> Work instructions
Pull out every line below containing the word "コンピュータの管理".

> Dataset excerpts
◇ ◇ ◇

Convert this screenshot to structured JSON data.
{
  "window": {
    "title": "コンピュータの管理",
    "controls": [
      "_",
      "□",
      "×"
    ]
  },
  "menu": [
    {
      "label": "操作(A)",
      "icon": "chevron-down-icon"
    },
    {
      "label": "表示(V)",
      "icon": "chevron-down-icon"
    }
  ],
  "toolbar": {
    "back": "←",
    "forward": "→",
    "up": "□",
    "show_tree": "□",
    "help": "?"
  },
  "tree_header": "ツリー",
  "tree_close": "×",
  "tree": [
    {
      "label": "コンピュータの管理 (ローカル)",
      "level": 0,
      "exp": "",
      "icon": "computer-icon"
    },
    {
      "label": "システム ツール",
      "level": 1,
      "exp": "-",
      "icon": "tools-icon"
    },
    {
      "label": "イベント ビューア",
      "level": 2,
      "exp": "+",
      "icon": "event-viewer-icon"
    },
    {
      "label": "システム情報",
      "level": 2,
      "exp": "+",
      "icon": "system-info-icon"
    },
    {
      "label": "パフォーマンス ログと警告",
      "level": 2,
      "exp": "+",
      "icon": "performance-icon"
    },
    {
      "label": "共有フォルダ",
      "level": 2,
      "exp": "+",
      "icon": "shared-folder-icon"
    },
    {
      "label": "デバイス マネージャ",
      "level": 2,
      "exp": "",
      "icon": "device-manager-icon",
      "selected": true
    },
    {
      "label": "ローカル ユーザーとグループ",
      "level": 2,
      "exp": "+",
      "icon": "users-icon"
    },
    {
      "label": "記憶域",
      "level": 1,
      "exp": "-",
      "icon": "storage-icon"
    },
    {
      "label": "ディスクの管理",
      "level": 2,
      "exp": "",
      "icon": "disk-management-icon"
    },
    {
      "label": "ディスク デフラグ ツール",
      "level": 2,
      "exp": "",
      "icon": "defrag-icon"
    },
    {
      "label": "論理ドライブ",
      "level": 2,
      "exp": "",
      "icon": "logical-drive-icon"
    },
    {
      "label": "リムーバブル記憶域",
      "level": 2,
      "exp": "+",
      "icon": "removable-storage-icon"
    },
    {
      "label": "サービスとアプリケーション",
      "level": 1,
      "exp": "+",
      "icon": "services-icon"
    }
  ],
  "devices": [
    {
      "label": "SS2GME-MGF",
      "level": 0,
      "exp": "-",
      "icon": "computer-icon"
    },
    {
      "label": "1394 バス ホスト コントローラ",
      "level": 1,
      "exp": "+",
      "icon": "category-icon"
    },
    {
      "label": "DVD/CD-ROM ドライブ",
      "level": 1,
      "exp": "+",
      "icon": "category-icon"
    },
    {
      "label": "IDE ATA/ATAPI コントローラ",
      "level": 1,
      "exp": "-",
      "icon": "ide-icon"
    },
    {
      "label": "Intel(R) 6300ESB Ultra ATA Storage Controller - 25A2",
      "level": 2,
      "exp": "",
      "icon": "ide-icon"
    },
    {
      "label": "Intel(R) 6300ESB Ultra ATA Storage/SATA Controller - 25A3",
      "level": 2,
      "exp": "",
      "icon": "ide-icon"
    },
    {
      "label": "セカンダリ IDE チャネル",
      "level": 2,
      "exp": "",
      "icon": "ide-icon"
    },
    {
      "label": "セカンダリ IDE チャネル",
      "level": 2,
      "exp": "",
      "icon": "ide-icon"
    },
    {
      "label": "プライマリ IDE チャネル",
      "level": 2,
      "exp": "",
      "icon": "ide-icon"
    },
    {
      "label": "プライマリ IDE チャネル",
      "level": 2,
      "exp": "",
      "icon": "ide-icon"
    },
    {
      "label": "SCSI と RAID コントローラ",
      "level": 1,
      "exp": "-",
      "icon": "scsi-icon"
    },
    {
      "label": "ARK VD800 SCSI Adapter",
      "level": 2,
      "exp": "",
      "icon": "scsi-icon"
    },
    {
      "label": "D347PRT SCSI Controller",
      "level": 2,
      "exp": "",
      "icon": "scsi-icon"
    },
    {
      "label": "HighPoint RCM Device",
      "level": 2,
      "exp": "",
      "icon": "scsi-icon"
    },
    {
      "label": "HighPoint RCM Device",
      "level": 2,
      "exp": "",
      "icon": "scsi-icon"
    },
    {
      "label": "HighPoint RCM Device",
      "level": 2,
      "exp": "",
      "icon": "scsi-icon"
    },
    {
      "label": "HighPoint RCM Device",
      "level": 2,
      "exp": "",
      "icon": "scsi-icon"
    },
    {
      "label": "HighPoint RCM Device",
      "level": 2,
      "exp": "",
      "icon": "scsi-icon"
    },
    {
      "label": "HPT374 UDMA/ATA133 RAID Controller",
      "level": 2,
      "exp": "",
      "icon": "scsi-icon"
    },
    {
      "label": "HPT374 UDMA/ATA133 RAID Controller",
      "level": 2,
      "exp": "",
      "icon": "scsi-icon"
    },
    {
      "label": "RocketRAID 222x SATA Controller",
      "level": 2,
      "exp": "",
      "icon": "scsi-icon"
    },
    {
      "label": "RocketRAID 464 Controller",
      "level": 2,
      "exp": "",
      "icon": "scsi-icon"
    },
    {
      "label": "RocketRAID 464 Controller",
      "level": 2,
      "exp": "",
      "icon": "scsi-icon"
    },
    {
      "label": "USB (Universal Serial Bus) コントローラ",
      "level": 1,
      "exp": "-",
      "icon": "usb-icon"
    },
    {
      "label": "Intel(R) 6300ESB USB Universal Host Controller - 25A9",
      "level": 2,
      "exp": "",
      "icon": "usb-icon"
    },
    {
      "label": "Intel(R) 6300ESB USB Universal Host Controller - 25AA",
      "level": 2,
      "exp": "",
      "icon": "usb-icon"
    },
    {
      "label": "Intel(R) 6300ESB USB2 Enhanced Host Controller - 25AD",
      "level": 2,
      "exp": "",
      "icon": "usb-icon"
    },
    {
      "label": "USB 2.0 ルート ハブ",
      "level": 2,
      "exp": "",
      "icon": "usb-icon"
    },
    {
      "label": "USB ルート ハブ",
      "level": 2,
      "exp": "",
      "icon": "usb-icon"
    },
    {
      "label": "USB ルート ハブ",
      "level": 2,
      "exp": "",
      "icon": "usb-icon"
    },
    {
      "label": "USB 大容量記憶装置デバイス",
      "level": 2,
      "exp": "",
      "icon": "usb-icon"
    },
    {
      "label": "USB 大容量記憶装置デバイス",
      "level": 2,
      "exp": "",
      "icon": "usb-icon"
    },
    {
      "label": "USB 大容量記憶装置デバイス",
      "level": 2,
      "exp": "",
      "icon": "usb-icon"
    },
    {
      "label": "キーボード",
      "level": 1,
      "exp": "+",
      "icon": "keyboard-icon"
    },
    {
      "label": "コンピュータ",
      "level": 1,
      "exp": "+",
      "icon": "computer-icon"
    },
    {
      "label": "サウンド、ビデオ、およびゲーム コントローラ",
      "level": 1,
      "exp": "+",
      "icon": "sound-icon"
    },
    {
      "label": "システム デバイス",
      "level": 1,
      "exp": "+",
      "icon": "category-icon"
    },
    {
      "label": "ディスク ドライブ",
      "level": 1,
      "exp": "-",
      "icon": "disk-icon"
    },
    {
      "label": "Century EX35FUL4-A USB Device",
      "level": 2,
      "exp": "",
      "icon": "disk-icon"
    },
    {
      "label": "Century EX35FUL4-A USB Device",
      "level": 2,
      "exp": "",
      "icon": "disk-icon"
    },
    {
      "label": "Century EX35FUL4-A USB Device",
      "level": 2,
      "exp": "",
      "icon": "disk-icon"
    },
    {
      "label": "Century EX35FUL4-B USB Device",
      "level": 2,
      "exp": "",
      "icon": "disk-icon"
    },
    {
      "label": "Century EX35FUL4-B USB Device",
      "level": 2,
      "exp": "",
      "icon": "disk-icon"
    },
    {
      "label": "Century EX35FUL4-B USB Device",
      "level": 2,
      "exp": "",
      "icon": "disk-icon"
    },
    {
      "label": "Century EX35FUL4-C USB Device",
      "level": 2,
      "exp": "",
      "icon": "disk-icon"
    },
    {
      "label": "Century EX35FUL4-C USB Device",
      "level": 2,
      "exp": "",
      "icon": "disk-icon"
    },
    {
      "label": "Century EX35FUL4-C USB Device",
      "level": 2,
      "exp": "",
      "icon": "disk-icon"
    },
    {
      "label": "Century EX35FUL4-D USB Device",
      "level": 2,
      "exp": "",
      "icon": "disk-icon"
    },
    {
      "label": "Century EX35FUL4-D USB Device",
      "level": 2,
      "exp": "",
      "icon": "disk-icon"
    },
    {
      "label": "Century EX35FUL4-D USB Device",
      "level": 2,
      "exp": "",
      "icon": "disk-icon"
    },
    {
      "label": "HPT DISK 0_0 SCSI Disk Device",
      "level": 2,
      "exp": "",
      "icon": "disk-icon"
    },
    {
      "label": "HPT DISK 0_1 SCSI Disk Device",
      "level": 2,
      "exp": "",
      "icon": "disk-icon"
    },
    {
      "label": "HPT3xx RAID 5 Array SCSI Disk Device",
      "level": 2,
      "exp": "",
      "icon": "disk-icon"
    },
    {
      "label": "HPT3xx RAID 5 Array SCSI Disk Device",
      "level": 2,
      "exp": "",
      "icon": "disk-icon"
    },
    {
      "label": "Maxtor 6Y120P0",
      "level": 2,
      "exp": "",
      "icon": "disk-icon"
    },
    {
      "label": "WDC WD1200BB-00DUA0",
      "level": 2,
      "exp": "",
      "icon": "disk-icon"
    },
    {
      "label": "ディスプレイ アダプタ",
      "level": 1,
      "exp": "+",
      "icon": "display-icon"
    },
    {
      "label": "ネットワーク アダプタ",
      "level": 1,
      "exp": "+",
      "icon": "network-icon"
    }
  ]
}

◇ ◇ ◇

> Result
    "title": "コンピュータの管理",
      "label": "コンピュータの管理 (ローカル)",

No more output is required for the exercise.